═══ DATASET CONTENT ═══

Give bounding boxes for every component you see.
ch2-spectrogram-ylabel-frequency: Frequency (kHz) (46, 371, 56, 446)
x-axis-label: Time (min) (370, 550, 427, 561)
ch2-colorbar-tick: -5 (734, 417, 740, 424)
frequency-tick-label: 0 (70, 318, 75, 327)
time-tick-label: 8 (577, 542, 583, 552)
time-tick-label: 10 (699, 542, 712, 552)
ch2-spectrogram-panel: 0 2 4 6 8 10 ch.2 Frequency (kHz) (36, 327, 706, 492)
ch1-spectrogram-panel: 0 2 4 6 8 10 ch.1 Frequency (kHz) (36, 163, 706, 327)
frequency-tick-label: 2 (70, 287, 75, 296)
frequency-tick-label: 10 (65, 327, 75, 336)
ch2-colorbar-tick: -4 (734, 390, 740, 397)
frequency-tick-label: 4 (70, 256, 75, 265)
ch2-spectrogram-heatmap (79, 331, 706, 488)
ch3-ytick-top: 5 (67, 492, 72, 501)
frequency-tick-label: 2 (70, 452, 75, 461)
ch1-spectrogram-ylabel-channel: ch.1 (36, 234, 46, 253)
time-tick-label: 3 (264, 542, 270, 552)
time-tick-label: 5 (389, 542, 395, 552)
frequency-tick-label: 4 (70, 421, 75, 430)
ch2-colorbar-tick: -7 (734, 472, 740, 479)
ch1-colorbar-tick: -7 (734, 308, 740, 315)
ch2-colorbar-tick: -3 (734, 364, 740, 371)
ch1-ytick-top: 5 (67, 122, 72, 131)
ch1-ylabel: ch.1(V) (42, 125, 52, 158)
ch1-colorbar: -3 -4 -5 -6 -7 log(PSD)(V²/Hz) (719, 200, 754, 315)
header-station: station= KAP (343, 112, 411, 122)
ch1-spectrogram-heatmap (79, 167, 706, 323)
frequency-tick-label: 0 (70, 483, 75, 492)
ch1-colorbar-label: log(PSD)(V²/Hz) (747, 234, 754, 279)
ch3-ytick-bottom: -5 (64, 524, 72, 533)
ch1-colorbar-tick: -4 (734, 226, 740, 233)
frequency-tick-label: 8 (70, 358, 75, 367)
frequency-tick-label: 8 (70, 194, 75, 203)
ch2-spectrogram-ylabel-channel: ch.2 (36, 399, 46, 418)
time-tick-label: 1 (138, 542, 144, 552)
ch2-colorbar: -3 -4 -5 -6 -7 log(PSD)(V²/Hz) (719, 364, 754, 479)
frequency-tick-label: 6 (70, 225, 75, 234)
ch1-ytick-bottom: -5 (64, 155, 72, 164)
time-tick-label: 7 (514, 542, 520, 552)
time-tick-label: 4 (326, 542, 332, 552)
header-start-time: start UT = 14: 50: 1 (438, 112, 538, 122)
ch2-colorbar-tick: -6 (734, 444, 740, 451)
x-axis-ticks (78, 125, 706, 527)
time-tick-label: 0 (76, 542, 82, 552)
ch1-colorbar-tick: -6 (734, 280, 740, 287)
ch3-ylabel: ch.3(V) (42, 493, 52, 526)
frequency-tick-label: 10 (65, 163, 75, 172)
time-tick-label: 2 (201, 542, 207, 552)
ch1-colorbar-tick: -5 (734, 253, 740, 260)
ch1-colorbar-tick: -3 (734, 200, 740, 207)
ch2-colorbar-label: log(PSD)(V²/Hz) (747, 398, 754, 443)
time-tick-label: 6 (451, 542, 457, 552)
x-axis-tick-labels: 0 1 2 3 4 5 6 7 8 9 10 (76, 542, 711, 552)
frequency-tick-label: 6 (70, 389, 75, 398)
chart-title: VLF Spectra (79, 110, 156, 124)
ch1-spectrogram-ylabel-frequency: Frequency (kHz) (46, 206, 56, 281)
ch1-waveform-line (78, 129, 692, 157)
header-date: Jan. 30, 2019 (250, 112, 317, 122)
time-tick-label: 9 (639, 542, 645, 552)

═══

Identify every row above that contains the string "ylabel", and copy each one.

COMPLETE OUTPUT:
ch2-spectrogram-ylabel-frequency: Frequency (kHz) (46, 371, 56, 446)
ch1-spectrogram-ylabel-channel: ch.1 (36, 234, 46, 253)
ch1-ylabel: ch.1(V) (42, 125, 52, 158)
ch2-spectrogram-ylabel-channel: ch.2 (36, 399, 46, 418)
ch3-ylabel: ch.3(V) (42, 493, 52, 526)
ch1-spectrogram-ylabel-frequency: Frequency (kHz) (46, 206, 56, 281)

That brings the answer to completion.